## TAREFA SOLICITADA
Reproduza sem alterações todas as linhas dos dados abaixo, deixando as imagens de fora.

:::

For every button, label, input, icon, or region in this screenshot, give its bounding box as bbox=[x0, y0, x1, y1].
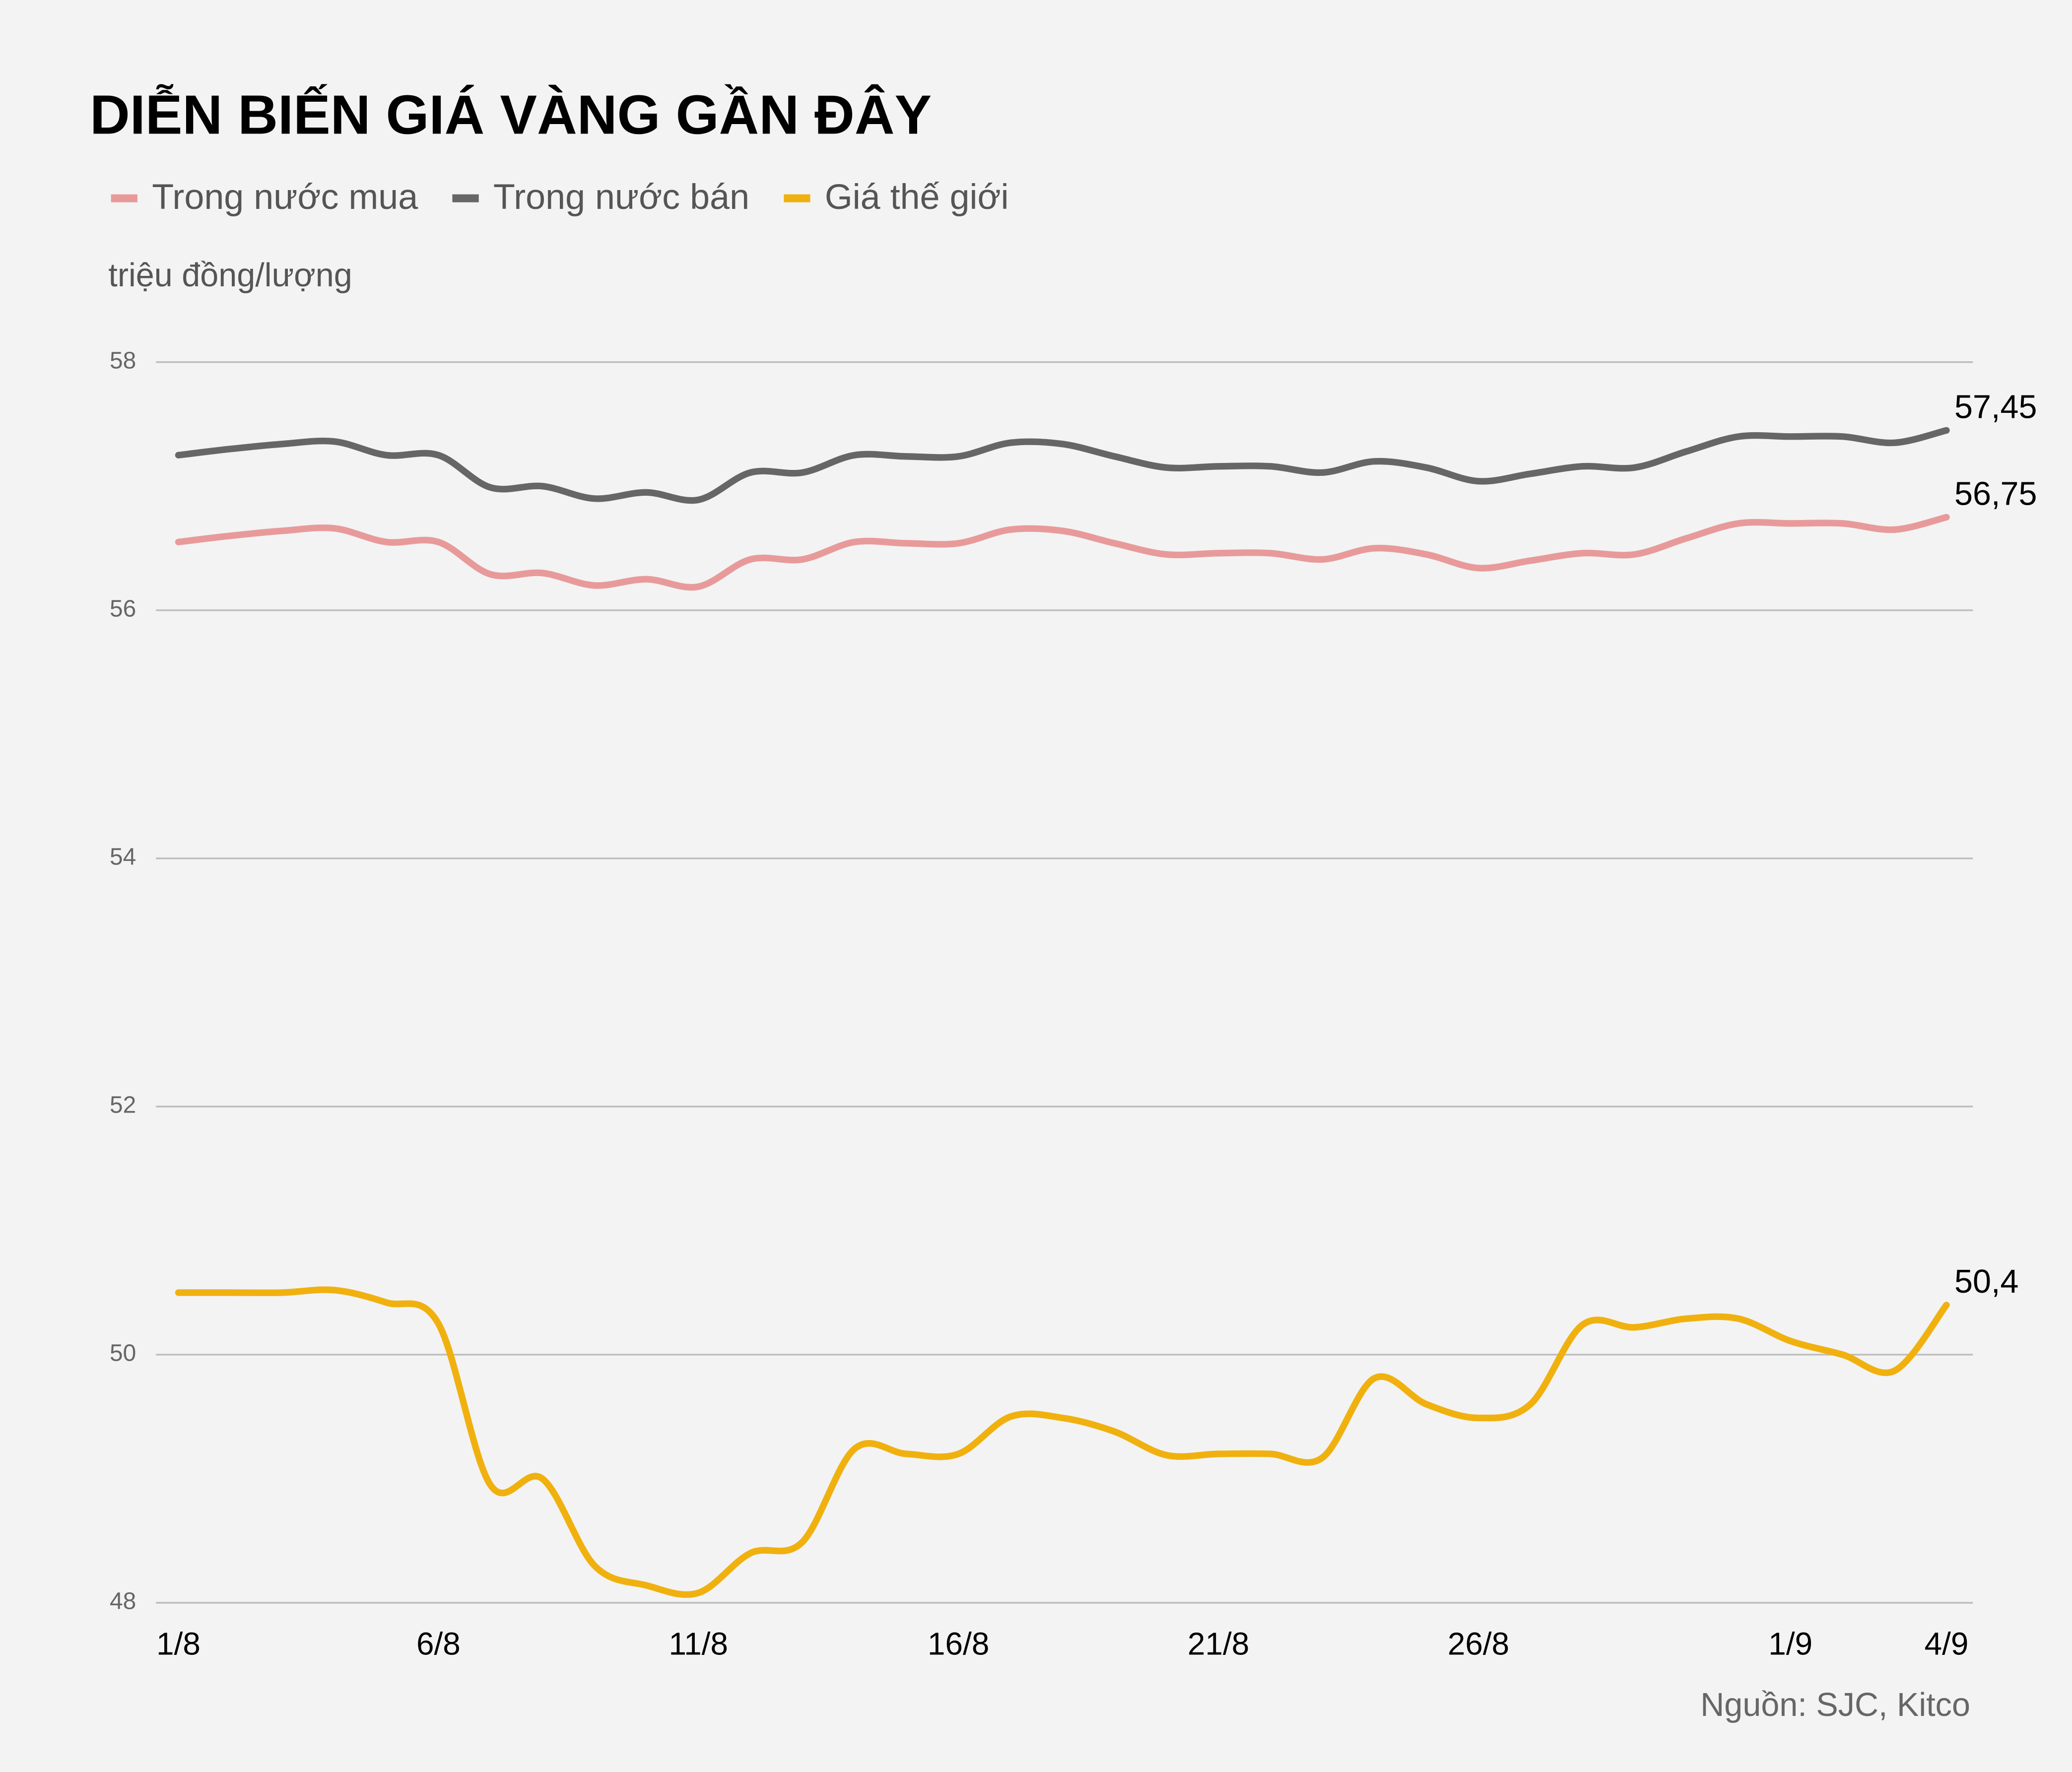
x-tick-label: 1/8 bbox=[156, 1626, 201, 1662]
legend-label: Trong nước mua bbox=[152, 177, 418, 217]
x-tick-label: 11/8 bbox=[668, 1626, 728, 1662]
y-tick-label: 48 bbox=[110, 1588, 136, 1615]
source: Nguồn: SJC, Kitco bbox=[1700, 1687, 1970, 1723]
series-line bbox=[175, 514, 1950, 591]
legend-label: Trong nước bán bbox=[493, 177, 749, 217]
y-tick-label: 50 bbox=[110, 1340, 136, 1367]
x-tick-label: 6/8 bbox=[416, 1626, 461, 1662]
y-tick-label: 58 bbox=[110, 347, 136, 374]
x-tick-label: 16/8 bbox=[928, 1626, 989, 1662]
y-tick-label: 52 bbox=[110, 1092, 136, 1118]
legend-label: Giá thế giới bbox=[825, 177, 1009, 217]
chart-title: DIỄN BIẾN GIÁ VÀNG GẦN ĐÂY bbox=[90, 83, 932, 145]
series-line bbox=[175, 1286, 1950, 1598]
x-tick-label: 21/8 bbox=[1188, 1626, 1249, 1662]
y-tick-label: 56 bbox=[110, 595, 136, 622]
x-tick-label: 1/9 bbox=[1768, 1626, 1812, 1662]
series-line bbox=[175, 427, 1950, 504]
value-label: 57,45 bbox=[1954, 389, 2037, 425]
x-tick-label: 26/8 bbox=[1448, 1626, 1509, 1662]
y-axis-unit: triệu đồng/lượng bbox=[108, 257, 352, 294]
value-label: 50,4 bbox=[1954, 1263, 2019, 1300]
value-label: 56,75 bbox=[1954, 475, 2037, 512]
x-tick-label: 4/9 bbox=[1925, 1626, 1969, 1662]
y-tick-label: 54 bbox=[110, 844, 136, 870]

:::

## RESPOSTA DA TAREFA
For every button, label, input, icon, or region in this screenshot, give its bounding box as bbox=[x0, y0, x1, y1].
x-tick-label: 1/8 bbox=[156, 1626, 201, 1662]
legend-label: Trong nước mua bbox=[152, 177, 418, 217]
x-tick-label: 11/8 bbox=[668, 1626, 728, 1662]
y-tick-label: 48 bbox=[110, 1588, 136, 1615]
source: Nguồn: SJC, Kitco bbox=[1700, 1687, 1970, 1723]
series-line bbox=[175, 514, 1950, 591]
legend-label: Trong nước bán bbox=[493, 177, 749, 217]
y-tick-label: 50 bbox=[110, 1340, 136, 1367]
x-tick-label: 6/8 bbox=[416, 1626, 461, 1662]
y-tick-label: 58 bbox=[110, 347, 136, 374]
x-tick-label: 16/8 bbox=[928, 1626, 989, 1662]
y-tick-label: 52 bbox=[110, 1092, 136, 1118]
legend-label: Giá thế giới bbox=[825, 177, 1009, 217]
chart-title: DIỄN BIẾN GIÁ VÀNG GẦN ĐÂY bbox=[90, 83, 932, 145]
series-line bbox=[175, 1286, 1950, 1598]
x-tick-label: 21/8 bbox=[1188, 1626, 1249, 1662]
y-tick-label: 56 bbox=[110, 595, 136, 622]
x-tick-label: 1/9 bbox=[1768, 1626, 1812, 1662]
series-line bbox=[175, 427, 1950, 504]
value-label: 57,45 bbox=[1954, 389, 2037, 425]
x-tick-label: 26/8 bbox=[1448, 1626, 1509, 1662]
y-axis-unit: triệu đồng/lượng bbox=[108, 257, 352, 294]
value-label: 50,4 bbox=[1954, 1263, 2019, 1300]
value-label: 56,75 bbox=[1954, 475, 2037, 512]
x-tick-label: 4/9 bbox=[1925, 1626, 1969, 1662]
y-tick-label: 54 bbox=[110, 844, 136, 870]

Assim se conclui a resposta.